▶ _Given request_
Please give the count of lines holding the string "JSON" and nothing besides.

▶ _Task data_
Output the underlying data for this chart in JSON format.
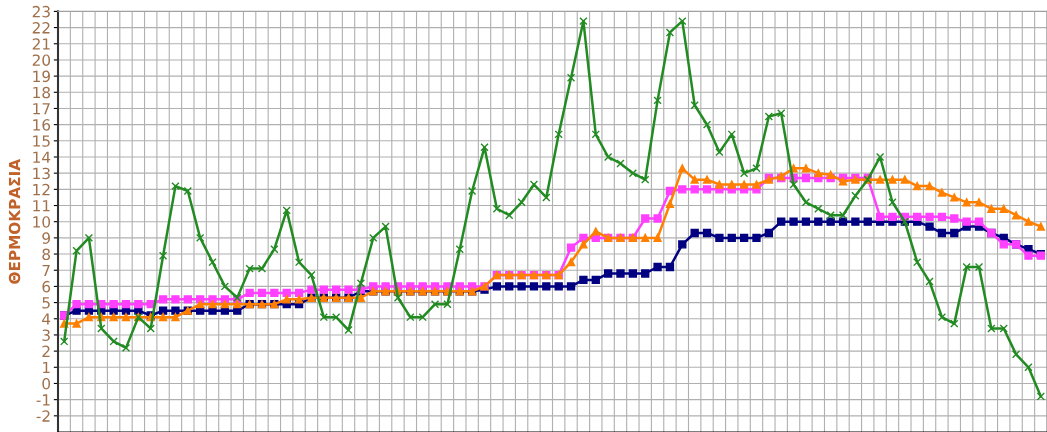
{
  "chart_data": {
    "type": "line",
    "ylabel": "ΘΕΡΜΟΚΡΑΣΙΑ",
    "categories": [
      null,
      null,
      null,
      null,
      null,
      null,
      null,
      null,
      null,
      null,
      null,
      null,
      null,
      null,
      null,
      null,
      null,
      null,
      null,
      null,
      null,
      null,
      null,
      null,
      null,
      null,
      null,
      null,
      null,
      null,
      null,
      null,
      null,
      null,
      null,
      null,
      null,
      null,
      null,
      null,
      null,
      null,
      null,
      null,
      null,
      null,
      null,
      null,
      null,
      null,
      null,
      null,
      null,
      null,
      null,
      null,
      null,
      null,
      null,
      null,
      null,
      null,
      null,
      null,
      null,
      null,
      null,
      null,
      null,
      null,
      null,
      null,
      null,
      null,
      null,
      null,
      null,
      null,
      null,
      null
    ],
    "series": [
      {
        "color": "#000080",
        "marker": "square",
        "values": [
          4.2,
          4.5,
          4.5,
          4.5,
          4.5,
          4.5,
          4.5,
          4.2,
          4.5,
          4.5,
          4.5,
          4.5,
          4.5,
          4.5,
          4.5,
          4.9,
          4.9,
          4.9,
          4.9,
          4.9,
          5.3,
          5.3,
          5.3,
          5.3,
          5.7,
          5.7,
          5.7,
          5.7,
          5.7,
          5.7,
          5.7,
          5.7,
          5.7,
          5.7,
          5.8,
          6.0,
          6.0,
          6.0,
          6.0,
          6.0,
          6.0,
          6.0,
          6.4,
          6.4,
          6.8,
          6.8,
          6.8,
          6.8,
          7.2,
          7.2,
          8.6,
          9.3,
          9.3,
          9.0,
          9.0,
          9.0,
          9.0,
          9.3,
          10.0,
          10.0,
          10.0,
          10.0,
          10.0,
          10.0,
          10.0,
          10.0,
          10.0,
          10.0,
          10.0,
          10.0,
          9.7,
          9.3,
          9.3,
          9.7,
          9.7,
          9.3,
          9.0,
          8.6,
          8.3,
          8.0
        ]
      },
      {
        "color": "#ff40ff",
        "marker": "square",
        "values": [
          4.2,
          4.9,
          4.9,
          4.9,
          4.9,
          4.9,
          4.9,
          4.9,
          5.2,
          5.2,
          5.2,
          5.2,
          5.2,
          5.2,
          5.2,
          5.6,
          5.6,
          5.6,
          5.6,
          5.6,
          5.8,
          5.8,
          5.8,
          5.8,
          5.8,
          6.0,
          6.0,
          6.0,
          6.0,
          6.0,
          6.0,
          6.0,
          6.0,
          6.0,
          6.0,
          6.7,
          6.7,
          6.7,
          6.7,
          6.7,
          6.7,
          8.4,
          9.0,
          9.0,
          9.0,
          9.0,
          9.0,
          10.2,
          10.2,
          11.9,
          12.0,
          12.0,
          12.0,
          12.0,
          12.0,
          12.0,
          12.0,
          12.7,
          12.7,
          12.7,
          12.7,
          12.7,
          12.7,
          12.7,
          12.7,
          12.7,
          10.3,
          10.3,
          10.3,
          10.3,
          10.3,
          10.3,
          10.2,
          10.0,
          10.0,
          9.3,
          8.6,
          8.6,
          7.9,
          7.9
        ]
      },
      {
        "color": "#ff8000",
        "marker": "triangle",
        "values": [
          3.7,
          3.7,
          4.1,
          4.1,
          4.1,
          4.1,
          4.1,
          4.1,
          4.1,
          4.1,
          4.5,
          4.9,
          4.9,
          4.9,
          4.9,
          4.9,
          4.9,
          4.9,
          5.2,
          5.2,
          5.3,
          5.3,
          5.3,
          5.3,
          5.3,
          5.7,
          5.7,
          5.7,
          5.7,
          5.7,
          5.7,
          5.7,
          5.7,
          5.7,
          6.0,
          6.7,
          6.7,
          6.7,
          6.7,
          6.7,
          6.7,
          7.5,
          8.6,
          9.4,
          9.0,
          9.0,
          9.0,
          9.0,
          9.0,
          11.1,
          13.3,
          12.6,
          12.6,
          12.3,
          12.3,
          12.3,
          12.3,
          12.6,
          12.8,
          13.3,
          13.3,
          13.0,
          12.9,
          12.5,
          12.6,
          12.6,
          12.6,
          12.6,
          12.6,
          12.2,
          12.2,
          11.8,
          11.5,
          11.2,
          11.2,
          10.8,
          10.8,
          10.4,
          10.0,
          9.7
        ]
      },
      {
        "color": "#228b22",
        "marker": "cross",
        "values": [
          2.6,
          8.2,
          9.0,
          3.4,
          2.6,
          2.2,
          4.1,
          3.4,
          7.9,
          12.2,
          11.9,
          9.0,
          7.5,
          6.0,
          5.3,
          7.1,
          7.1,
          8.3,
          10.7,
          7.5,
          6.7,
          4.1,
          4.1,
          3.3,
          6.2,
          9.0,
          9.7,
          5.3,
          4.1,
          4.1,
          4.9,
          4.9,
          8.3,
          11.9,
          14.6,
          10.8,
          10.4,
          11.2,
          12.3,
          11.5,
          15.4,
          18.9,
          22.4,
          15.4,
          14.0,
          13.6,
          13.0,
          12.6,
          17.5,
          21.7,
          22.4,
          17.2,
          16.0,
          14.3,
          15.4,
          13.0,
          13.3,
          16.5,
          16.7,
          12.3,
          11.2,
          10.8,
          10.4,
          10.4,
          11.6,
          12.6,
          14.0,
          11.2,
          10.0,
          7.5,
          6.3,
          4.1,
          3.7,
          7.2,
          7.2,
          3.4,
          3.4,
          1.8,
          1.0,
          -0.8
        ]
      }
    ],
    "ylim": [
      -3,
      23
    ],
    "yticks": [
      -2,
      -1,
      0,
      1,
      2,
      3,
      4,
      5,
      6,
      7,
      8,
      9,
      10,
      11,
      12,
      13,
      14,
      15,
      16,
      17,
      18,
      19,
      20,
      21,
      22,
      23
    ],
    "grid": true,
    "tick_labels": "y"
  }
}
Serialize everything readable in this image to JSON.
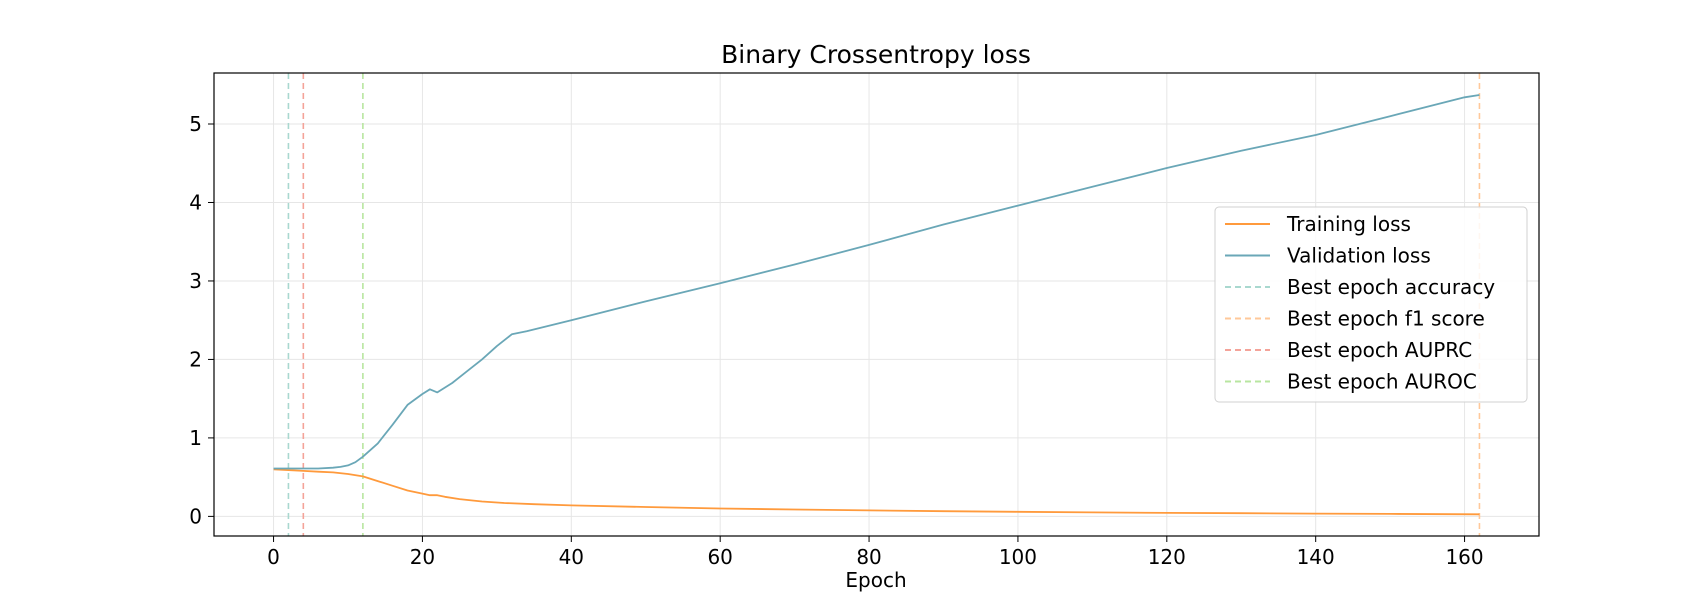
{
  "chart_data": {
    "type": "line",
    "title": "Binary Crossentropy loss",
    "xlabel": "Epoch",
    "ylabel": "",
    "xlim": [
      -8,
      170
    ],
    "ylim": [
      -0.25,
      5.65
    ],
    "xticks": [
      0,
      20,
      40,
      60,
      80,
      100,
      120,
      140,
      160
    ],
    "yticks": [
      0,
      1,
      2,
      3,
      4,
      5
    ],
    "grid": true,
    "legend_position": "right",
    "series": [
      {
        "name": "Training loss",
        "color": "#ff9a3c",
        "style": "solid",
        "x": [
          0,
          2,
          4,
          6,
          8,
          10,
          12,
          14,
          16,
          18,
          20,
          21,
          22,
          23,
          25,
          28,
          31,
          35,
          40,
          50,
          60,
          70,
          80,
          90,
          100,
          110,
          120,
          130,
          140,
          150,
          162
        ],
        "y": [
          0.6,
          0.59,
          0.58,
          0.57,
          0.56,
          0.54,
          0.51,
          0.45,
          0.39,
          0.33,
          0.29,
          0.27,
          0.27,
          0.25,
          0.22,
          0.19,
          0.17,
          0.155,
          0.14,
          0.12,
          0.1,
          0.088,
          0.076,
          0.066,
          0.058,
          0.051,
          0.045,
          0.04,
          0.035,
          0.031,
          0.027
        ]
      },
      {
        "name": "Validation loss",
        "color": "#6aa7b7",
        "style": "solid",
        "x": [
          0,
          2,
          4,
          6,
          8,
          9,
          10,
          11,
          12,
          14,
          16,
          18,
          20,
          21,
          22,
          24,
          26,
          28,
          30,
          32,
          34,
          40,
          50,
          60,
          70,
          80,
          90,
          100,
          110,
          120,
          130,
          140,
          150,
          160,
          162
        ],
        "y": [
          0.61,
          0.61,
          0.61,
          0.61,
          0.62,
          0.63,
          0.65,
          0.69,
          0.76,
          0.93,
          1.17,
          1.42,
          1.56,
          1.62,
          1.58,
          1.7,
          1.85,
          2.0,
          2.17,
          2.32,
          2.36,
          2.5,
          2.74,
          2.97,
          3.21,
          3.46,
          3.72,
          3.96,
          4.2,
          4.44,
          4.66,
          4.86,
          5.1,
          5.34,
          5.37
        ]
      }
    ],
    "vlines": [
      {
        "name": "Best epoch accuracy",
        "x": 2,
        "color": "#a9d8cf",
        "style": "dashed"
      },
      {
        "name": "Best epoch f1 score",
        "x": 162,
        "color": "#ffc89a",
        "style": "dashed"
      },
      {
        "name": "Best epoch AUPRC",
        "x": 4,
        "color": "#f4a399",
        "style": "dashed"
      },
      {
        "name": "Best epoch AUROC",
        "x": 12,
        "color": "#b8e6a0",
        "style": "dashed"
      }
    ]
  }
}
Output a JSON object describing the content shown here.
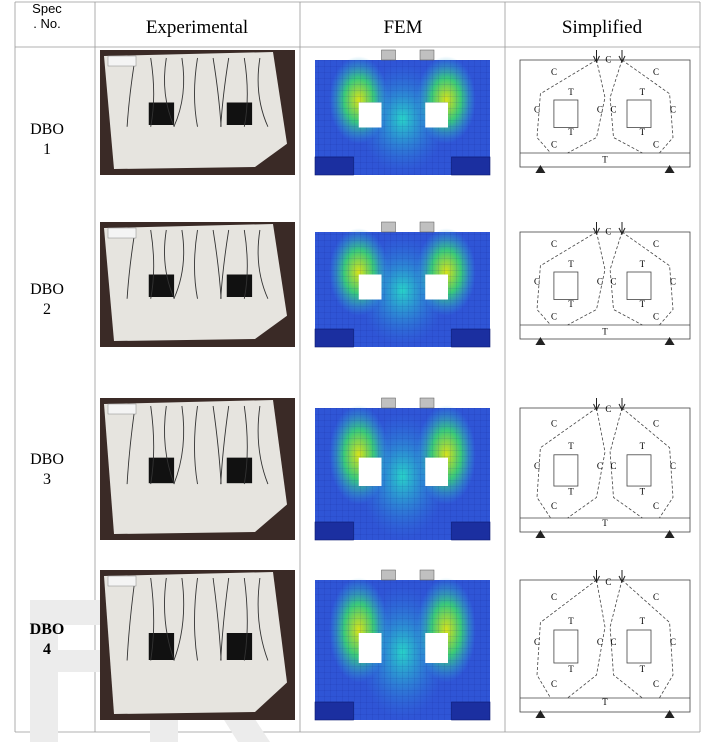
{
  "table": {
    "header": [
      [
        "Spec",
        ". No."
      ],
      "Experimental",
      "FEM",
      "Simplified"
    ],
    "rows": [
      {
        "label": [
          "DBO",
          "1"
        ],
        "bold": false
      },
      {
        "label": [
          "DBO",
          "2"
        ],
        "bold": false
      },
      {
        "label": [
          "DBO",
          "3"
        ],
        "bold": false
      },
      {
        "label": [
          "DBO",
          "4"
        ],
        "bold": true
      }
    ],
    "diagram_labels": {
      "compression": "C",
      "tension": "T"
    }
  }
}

▶ _Response to the exercise_
3